Figure data in JSON
══════

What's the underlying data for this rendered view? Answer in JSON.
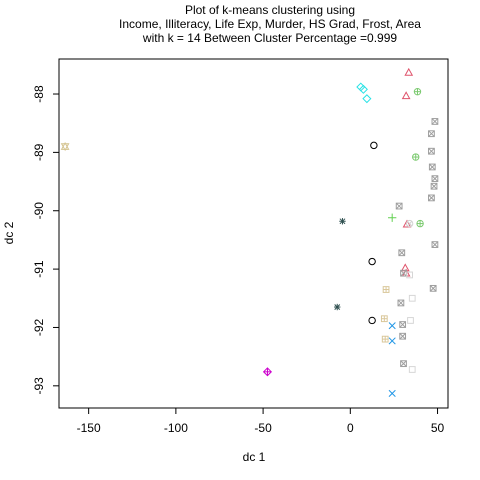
{
  "chart_data": {
    "type": "scatter",
    "title_lines": [
      "Plot of k-means clustering using",
      "Income, Illiteracy, Life Exp, Murder, HS Grad, Frost, Area",
      "with  k = 14 Between Cluster Percentage =0.999"
    ],
    "xlabel": "dc 1",
    "ylabel": "dc 2",
    "xlim": [
      -167,
      56
    ],
    "ylim": [
      -93.38,
      -87.4
    ],
    "xticks": [
      -150,
      -100,
      -50,
      0,
      50
    ],
    "yticks": [
      -93,
      -92,
      -91,
      -90,
      -89,
      -88
    ],
    "grid": false,
    "series": [
      {
        "shape": "circle",
        "color": "#000000",
        "points": [
          [
            13.5,
            -88.88
          ],
          [
            12.5,
            -90.87
          ],
          [
            12.5,
            -91.88
          ]
        ]
      },
      {
        "shape": "triangle",
        "color": "#DF536B",
        "points": [
          [
            33.5,
            -87.63
          ],
          [
            32.0,
            -88.03
          ],
          [
            32.5,
            -90.23
          ],
          [
            31.5,
            -90.98
          ],
          [
            32.0,
            -91.07
          ]
        ]
      },
      {
        "shape": "plus",
        "color": "#61D04F",
        "points": [
          [
            24.0,
            -90.12
          ]
        ]
      },
      {
        "shape": "x",
        "color": "#2297E6",
        "points": [
          [
            24.0,
            -91.97
          ],
          [
            24.0,
            -92.23
          ],
          [
            24.0,
            -93.13
          ]
        ]
      },
      {
        "shape": "diamond",
        "color": "#28E2E5",
        "points": [
          [
            6.0,
            -87.88
          ],
          [
            7.5,
            -87.92
          ],
          [
            9.5,
            -88.08
          ]
        ]
      },
      {
        "shape": "triangle-down",
        "color": "#CD0BBC",
        "points": []
      },
      {
        "shape": "boxed-x",
        "color": "#9E9E9E",
        "points": [
          [
            48.5,
            -88.47
          ],
          [
            46.5,
            -88.68
          ],
          [
            46.5,
            -88.98
          ],
          [
            47.0,
            -89.25
          ],
          [
            48.5,
            -89.45
          ],
          [
            48.0,
            -89.58
          ],
          [
            46.5,
            -89.78
          ],
          [
            28.0,
            -89.92
          ],
          [
            48.5,
            -90.58
          ],
          [
            29.5,
            -90.72
          ],
          [
            30.5,
            -91.07
          ],
          [
            47.5,
            -91.33
          ],
          [
            29.0,
            -91.58
          ],
          [
            30.0,
            -91.95
          ],
          [
            30.0,
            -92.15
          ],
          [
            30.5,
            -92.62
          ]
        ]
      },
      {
        "shape": "asterisk",
        "color": "#2E4F4F",
        "points": [
          [
            -4.5,
            -90.18
          ],
          [
            -7.5,
            -91.65
          ]
        ]
      },
      {
        "shape": "circle-plus",
        "color": "#7BC96F",
        "points": [
          [
            38.5,
            -87.96
          ],
          [
            37.5,
            -89.08
          ],
          [
            40.0,
            -90.22
          ]
        ]
      },
      {
        "shape": "star-of-david",
        "color": "#D4C38F",
        "points": [
          [
            -163.5,
            -88.9
          ]
        ]
      },
      {
        "shape": "circle-x",
        "color": "#D2D2D2",
        "points": [
          [
            34.0,
            -90.22
          ]
        ]
      },
      {
        "shape": "boxed-plus",
        "color": "#D9C79A",
        "points": [
          [
            20.5,
            -91.35
          ],
          [
            19.5,
            -91.85
          ],
          [
            20.0,
            -92.2
          ]
        ]
      },
      {
        "shape": "square",
        "color": "#D6D6D6",
        "points": [
          [
            34.0,
            -91.1
          ],
          [
            35.5,
            -91.5
          ],
          [
            34.5,
            -91.88
          ],
          [
            35.5,
            -92.72
          ]
        ]
      },
      {
        "shape": "diamond-plus",
        "color": "#CC00CC",
        "points": [
          [
            -47.5,
            -92.76
          ]
        ]
      }
    ]
  }
}
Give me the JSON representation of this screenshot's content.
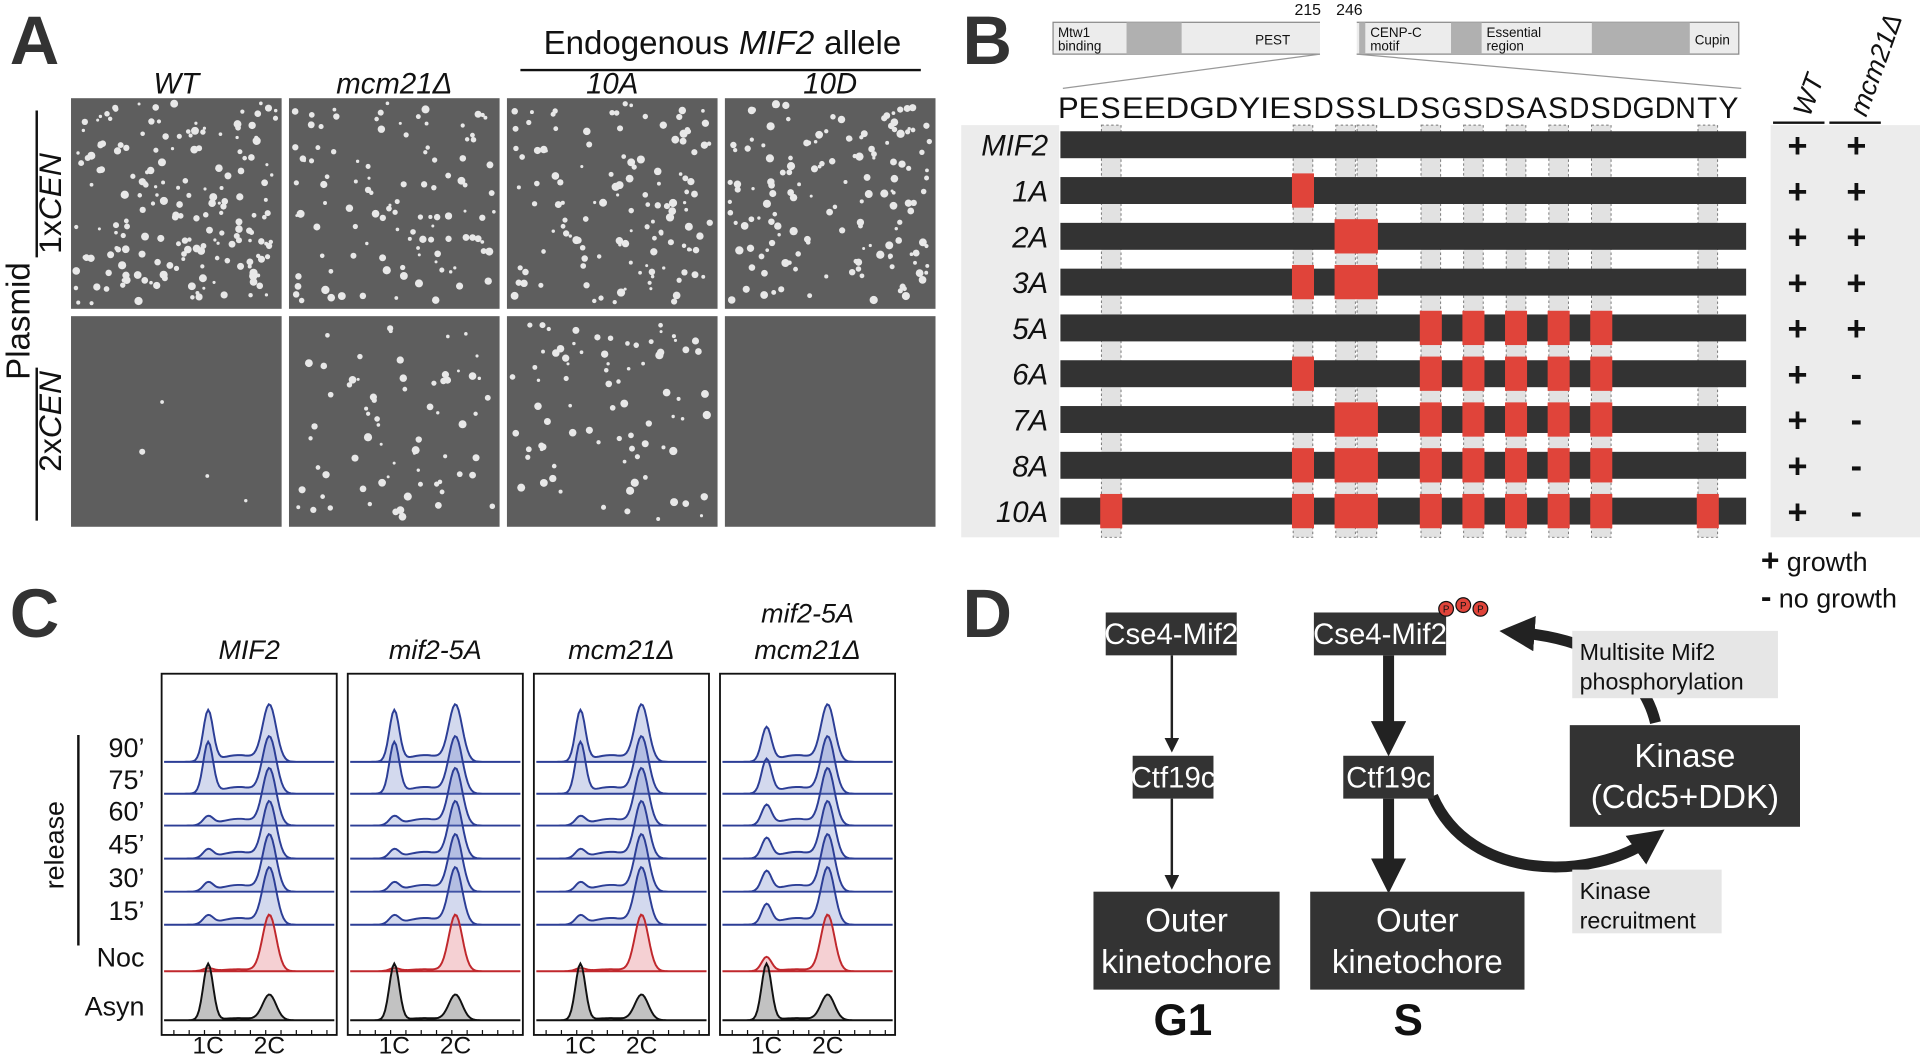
{
  "panel_a": {
    "label": "A",
    "header": {
      "prefix": "Endogenous",
      "gene": "MIF2",
      "suffix": "allele"
    },
    "columns": [
      "WT",
      "mcm21Δ",
      "10A",
      "10D"
    ],
    "rows": [
      {
        "prefix": "1x",
        "italic": "CEN"
      },
      {
        "prefix": "2x",
        "italic": "CEN"
      }
    ],
    "row_group": "Plasmid"
  },
  "panel_b": {
    "label": "B",
    "domains": [
      {
        "lines": [
          "Mtw1",
          "binding"
        ]
      },
      {
        "lines": [
          "PEST"
        ]
      },
      {
        "lines": [
          "CENP-C",
          "motif"
        ]
      },
      {
        "lines": [
          "Essential",
          "region"
        ]
      },
      {
        "lines": [
          "Cupin"
        ]
      }
    ],
    "positions": [
      215,
      246
    ],
    "sequence": [
      {
        "text": "PE",
        "color": "#111111"
      },
      {
        "text": "S",
        "color": "#e0443a"
      },
      {
        "text": "EEDGDYIE",
        "color": "#111111"
      },
      {
        "text": "S",
        "color": "#e0443a"
      },
      {
        "text": "D",
        "color": "#111111"
      },
      {
        "text": "S",
        "color": "#e0443a"
      },
      {
        "text": "S",
        "color": "#e0443a"
      },
      {
        "text": "LD",
        "color": "#111111"
      },
      {
        "text": "S",
        "color": "#e0443a"
      },
      {
        "text": "G",
        "color": "#111111"
      },
      {
        "text": "S",
        "color": "#e0443a"
      },
      {
        "text": "D",
        "color": "#111111"
      },
      {
        "text": "S",
        "color": "#e0443a"
      },
      {
        "text": "A",
        "color": "#111111"
      },
      {
        "text": "S",
        "color": "#e0443a"
      },
      {
        "text": "D",
        "color": "#111111"
      },
      {
        "text": "S",
        "color": "#e0443a"
      },
      {
        "text": "DGDN",
        "color": "#111111"
      },
      {
        "text": "T",
        "color": "#e0443a"
      },
      {
        "text": "Y",
        "color": "#111111"
      }
    ],
    "growth_columns": [
      "WT",
      "mcm21Δ"
    ],
    "alleles": [
      {
        "name": "MIF2",
        "mutated": [
          false,
          false,
          false,
          false,
          false,
          false,
          false,
          false,
          false,
          false
        ],
        "wt": "+",
        "mcm21": "+"
      },
      {
        "name": "1A",
        "mutated": [
          false,
          true,
          false,
          false,
          false,
          false,
          false,
          false,
          false,
          false
        ],
        "wt": "+",
        "mcm21": "+"
      },
      {
        "name": "2A",
        "mutated": [
          false,
          false,
          true,
          true,
          false,
          false,
          false,
          false,
          false,
          false
        ],
        "wt": "+",
        "mcm21": "+"
      },
      {
        "name": "3A",
        "mutated": [
          false,
          true,
          true,
          true,
          false,
          false,
          false,
          false,
          false,
          false
        ],
        "wt": "+",
        "mcm21": "+"
      },
      {
        "name": "5A",
        "mutated": [
          false,
          false,
          false,
          false,
          true,
          true,
          true,
          true,
          true,
          false
        ],
        "wt": "+",
        "mcm21": "+"
      },
      {
        "name": "6A",
        "mutated": [
          false,
          true,
          false,
          false,
          true,
          true,
          true,
          true,
          true,
          false
        ],
        "wt": "+",
        "mcm21": "-"
      },
      {
        "name": "7A",
        "mutated": [
          false,
          false,
          true,
          true,
          true,
          true,
          true,
          true,
          true,
          false
        ],
        "wt": "+",
        "mcm21": "-"
      },
      {
        "name": "8A",
        "mutated": [
          false,
          true,
          true,
          true,
          true,
          true,
          true,
          true,
          true,
          false
        ],
        "wt": "+",
        "mcm21": "-"
      },
      {
        "name": "10A",
        "mutated": [
          true,
          true,
          true,
          true,
          true,
          true,
          true,
          true,
          true,
          true
        ],
        "wt": "+",
        "mcm21": "-"
      }
    ],
    "legend": [
      {
        "symbol": "+",
        "text": "growth"
      },
      {
        "symbol": "-",
        "text": "no growth"
      }
    ]
  },
  "panel_c": {
    "label": "C",
    "columns": [
      [
        "MIF2"
      ],
      [
        "mif2-5A"
      ],
      [
        "mcm21Δ"
      ],
      [
        "mif2-5A",
        "mcm21Δ"
      ]
    ],
    "rows": [
      "90’",
      "75’",
      "60’",
      "45’",
      "30’",
      "15’",
      "Noc",
      "Asyn"
    ],
    "release": "release",
    "x_labels": [
      "1C",
      "2C"
    ]
  },
  "panel_d": {
    "label": "D",
    "g1": {
      "mif2": "Cse4-Mif2",
      "ctf19": "Ctf19c",
      "outer": [
        "Outer",
        "kinetochore"
      ],
      "phase": "G1"
    },
    "s": {
      "mif2": "Cse4-Mif2",
      "ctf19": "Ctf19c",
      "outer": [
        "Outer",
        "kinetochore"
      ],
      "phase": "S"
    },
    "kinase": [
      "Kinase",
      "(Cdc5+DDK)"
    ],
    "phospho_note": [
      "Multisite Mif2",
      "phosphorylation"
    ],
    "recruit_note": [
      "Kinase",
      "recruitment"
    ],
    "phospho": [
      "P",
      "P",
      "P"
    ]
  }
}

══════

The request: Lines from the records above that hold "prefix" are the ones to list.

Exercise result:
      "prefix": "Endogenous",
        "prefix": "1x",
        "prefix": "2x",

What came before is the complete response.